▶ _Task description_
Every entry that follows needs to be repeated exactly.

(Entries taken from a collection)
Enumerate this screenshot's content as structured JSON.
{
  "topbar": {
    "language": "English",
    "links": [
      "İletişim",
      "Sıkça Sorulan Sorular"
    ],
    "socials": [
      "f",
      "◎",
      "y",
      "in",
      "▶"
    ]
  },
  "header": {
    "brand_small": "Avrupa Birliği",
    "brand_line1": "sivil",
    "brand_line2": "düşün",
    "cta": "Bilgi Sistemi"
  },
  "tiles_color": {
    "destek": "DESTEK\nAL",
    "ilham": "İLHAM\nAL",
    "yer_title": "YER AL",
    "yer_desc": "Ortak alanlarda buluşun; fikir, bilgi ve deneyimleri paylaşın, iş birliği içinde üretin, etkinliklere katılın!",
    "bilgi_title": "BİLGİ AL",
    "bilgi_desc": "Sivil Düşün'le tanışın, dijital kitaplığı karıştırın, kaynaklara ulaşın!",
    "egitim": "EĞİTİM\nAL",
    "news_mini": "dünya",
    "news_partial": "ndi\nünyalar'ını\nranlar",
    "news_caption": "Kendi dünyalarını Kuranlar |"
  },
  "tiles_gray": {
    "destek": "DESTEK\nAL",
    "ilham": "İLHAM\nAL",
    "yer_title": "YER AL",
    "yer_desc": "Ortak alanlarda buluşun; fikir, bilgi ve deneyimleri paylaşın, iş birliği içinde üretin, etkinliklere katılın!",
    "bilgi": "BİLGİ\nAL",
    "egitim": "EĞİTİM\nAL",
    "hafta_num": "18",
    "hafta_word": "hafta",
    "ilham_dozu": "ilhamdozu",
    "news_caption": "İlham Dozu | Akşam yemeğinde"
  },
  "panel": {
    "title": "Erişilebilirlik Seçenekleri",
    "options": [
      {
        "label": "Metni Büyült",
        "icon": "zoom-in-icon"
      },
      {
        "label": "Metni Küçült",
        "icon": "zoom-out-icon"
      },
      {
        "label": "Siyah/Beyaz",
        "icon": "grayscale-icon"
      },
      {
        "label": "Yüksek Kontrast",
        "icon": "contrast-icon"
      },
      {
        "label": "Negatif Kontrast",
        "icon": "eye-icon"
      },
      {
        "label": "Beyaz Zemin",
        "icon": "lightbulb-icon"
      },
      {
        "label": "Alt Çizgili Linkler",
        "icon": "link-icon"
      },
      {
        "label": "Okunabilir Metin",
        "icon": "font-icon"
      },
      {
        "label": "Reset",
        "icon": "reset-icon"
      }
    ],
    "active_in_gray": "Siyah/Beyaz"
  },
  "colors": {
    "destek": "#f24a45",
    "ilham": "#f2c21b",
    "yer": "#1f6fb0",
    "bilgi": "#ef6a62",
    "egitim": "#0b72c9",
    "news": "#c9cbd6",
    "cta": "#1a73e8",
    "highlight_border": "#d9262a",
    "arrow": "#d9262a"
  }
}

▶ _Finished exercise_
Enumerate this screenshot's content as structured JSON.
{
  "topbar": {
    "language": "English",
    "links": [
      "İletişim",
      "Sıkça Sorulan Sorular"
    ],
    "socials": [
      "f",
      "◎",
      "y",
      "in",
      "▶"
    ]
  },
  "header": {
    "brand_small": "Avrupa Birliği",
    "brand_line1": "sivil",
    "brand_line2": "düşün",
    "cta": "Bilgi Sistemi"
  },
  "tiles_color": {
    "destek": "DESTEK\nAL",
    "ilham": "İLHAM\nAL",
    "yer_title": "YER AL",
    "yer_desc": "Ortak alanlarda buluşun; fikir, bilgi ve deneyimleri paylaşın, iş birliği içinde üretin, etkinliklere katılın!",
    "bilgi_title": "BİLGİ AL",
    "bilgi_desc": "Sivil Düşün'le tanışın, dijital kitaplığı karıştırın, kaynaklara ulaşın!",
    "egitim": "EĞİTİM\nAL",
    "news_mini": "dünya",
    "news_partial": "ndi\nünyalar'ını\nranlar",
    "news_caption": "Kendi dünyalarını Kuranlar |"
  },
  "tiles_gray": {
    "destek": "DESTEK\nAL",
    "ilham": "İLHAM\nAL",
    "yer_title": "YER AL",
    "yer_desc": "Ortak alanlarda buluşun; fikir, bilgi ve deneyimleri paylaşın, iş birliği içinde üretin, etkinliklere katılın!",
    "bilgi": "BİLGİ\nAL",
    "egitim": "EĞİTİM\nAL",
    "hafta_num": "18",
    "hafta_word": "hafta",
    "ilham_dozu": "ilhamdozu",
    "news_caption": "İlham Dozu | Akşam yemeğinde"
  },
  "panel": {
    "title": "Erişilebilirlik Seçenekleri",
    "options": [
      {
        "label": "Metni Büyült",
        "icon": "zoom-in-icon"
      },
      {
        "label": "Metni Küçült",
        "icon": "zoom-out-icon"
      },
      {
        "label": "Siyah/Beyaz",
        "icon": "grayscale-icon"
      },
      {
        "label": "Yüksek Kontrast",
        "icon": "contrast-icon"
      },
      {
        "label": "Negatif Kontrast",
        "icon": "eye-icon"
      },
      {
        "label": "Beyaz Zemin",
        "icon": "lightbulb-icon"
      },
      {
        "label": "Alt Çizgili Linkler",
        "icon": "link-icon"
      },
      {
        "label": "Okunabilir Metin",
        "icon": "font-icon"
      },
      {
        "label": "Reset",
        "icon": "reset-icon"
      }
    ],
    "active_in_gray": "Siyah/Beyaz"
  },
  "colors": {
    "destek": "#f24a45",
    "ilham": "#f2c21b",
    "yer": "#1f6fb0",
    "bilgi": "#ef6a62",
    "egitim": "#0b72c9",
    "news": "#c9cbd6",
    "cta": "#1a73e8",
    "highlight_border": "#d9262a",
    "arrow": "#d9262a"
  }
}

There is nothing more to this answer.